— START INPUT —
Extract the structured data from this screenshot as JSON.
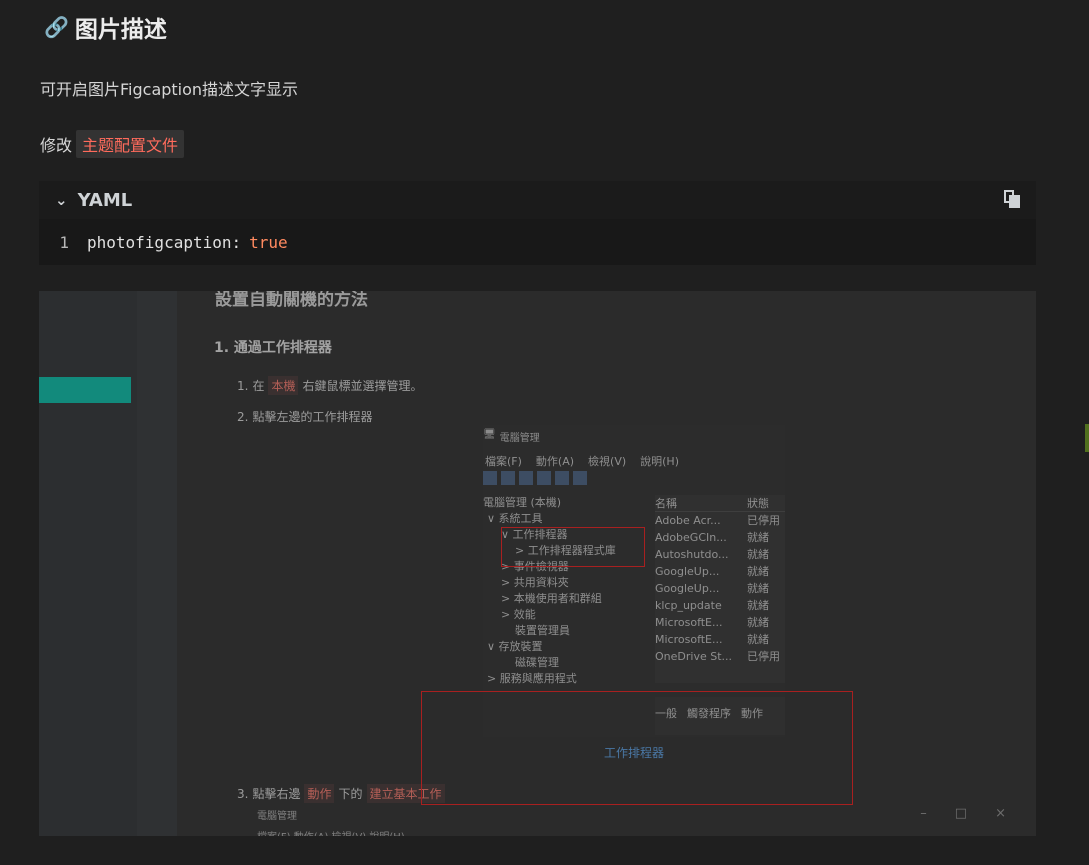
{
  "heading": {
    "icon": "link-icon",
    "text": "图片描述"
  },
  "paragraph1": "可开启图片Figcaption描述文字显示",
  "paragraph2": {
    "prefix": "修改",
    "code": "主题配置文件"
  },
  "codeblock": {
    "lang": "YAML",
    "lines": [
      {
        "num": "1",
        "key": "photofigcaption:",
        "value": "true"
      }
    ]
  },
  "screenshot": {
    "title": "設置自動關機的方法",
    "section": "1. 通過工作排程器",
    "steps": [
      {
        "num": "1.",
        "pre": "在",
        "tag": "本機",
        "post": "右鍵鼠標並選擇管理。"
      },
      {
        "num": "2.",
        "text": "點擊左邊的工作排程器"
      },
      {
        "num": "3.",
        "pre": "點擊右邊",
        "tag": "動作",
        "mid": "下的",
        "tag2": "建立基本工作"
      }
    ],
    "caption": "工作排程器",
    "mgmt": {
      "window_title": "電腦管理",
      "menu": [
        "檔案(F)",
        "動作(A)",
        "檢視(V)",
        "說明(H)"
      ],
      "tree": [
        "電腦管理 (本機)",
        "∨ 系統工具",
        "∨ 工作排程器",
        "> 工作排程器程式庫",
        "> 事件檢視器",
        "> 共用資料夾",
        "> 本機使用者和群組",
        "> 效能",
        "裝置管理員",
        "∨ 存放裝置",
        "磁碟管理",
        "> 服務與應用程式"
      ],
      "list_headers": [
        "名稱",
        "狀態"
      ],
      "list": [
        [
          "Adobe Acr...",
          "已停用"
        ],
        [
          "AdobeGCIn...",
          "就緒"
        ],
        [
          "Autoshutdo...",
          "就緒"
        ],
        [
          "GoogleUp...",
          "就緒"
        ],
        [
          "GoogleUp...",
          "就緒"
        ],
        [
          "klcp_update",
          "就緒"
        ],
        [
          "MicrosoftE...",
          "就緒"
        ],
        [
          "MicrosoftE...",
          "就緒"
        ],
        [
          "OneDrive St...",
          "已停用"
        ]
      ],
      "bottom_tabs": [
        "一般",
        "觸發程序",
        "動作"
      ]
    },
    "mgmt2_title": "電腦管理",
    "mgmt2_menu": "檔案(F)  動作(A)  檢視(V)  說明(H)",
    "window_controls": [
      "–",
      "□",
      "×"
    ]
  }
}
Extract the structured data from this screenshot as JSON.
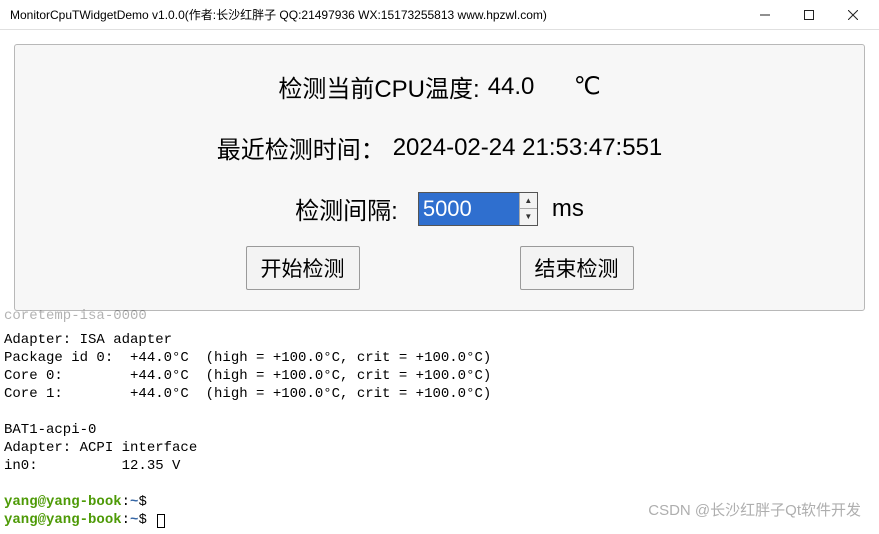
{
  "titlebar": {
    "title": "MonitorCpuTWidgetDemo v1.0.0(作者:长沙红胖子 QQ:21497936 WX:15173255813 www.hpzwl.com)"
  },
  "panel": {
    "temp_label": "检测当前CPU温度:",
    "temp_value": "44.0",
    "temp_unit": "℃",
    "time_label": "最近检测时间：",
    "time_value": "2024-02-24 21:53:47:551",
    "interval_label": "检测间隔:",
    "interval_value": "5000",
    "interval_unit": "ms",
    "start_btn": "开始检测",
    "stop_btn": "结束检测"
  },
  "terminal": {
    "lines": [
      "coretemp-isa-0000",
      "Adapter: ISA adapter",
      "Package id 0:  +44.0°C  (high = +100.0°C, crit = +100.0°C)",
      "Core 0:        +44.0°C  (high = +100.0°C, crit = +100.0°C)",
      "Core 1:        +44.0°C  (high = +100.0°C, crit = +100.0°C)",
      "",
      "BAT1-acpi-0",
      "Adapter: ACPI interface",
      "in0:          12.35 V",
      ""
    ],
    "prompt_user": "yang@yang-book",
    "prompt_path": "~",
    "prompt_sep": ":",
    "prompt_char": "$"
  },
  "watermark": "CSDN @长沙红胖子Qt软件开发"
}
— END INPUT —
§ **TASK BRIEF**
Your task is an exact transcription of all the data, minus the pictures.

§ **EXERCISE RESPONSE**
Extract the structured data from this screenshot as JSON.
{
  "heading": {
    "icon": "link-icon",
    "text": "图片描述"
  },
  "paragraph1": "可开启图片Figcaption描述文字显示",
  "paragraph2": {
    "prefix": "修改",
    "code": "主题配置文件"
  },
  "codeblock": {
    "lang": "YAML",
    "lines": [
      {
        "num": "1",
        "key": "photofigcaption:",
        "value": "true"
      }
    ]
  },
  "screenshot": {
    "title": "設置自動關機的方法",
    "section": "1. 通過工作排程器",
    "steps": [
      {
        "num": "1.",
        "pre": "在",
        "tag": "本機",
        "post": "右鍵鼠標並選擇管理。"
      },
      {
        "num": "2.",
        "text": "點擊左邊的工作排程器"
      },
      {
        "num": "3.",
        "pre": "點擊右邊",
        "tag": "動作",
        "mid": "下的",
        "tag2": "建立基本工作"
      }
    ],
    "caption": "工作排程器",
    "mgmt": {
      "window_title": "電腦管理",
      "menu": [
        "檔案(F)",
        "動作(A)",
        "檢視(V)",
        "說明(H)"
      ],
      "tree": [
        "電腦管理 (本機)",
        "∨ 系統工具",
        "∨ 工作排程器",
        "> 工作排程器程式庫",
        "> 事件檢視器",
        "> 共用資料夾",
        "> 本機使用者和群組",
        "> 效能",
        "裝置管理員",
        "∨ 存放裝置",
        "磁碟管理",
        "> 服務與應用程式"
      ],
      "list_headers": [
        "名稱",
        "狀態"
      ],
      "list": [
        [
          "Adobe Acr...",
          "已停用"
        ],
        [
          "AdobeGCIn...",
          "就緒"
        ],
        [
          "Autoshutdo...",
          "就緒"
        ],
        [
          "GoogleUp...",
          "就緒"
        ],
        [
          "GoogleUp...",
          "就緒"
        ],
        [
          "klcp_update",
          "就緒"
        ],
        [
          "MicrosoftE...",
          "就緒"
        ],
        [
          "MicrosoftE...",
          "就緒"
        ],
        [
          "OneDrive St...",
          "已停用"
        ]
      ],
      "bottom_tabs": [
        "一般",
        "觸發程序",
        "動作"
      ]
    },
    "mgmt2_title": "電腦管理",
    "mgmt2_menu": "檔案(F)  動作(A)  檢視(V)  說明(H)",
    "window_controls": [
      "–",
      "□",
      "×"
    ]
  }
}
Extract the structured data from this screenshot as JSON.
{
  "titlebar": {
    "title": "MonitorCpuTWidgetDemo v1.0.0(作者:长沙红胖子 QQ:21497936 WX:15173255813 www.hpzwl.com)"
  },
  "panel": {
    "temp_label": "检测当前CPU温度:",
    "temp_value": "44.0",
    "temp_unit": "℃",
    "time_label": "最近检测时间：",
    "time_value": "2024-02-24 21:53:47:551",
    "interval_label": "检测间隔:",
    "interval_value": "5000",
    "interval_unit": "ms",
    "start_btn": "开始检测",
    "stop_btn": "结束检测"
  },
  "terminal": {
    "lines": [
      "coretemp-isa-0000",
      "Adapter: ISA adapter",
      "Package id 0:  +44.0°C  (high = +100.0°C, crit = +100.0°C)",
      "Core 0:        +44.0°C  (high = +100.0°C, crit = +100.0°C)",
      "Core 1:        +44.0°C  (high = +100.0°C, crit = +100.0°C)",
      "",
      "BAT1-acpi-0",
      "Adapter: ACPI interface",
      "in0:          12.35 V",
      ""
    ],
    "prompt_user": "yang@yang-book",
    "prompt_path": "~",
    "prompt_sep": ":",
    "prompt_char": "$"
  },
  "watermark": "CSDN @长沙红胖子Qt软件开发"
}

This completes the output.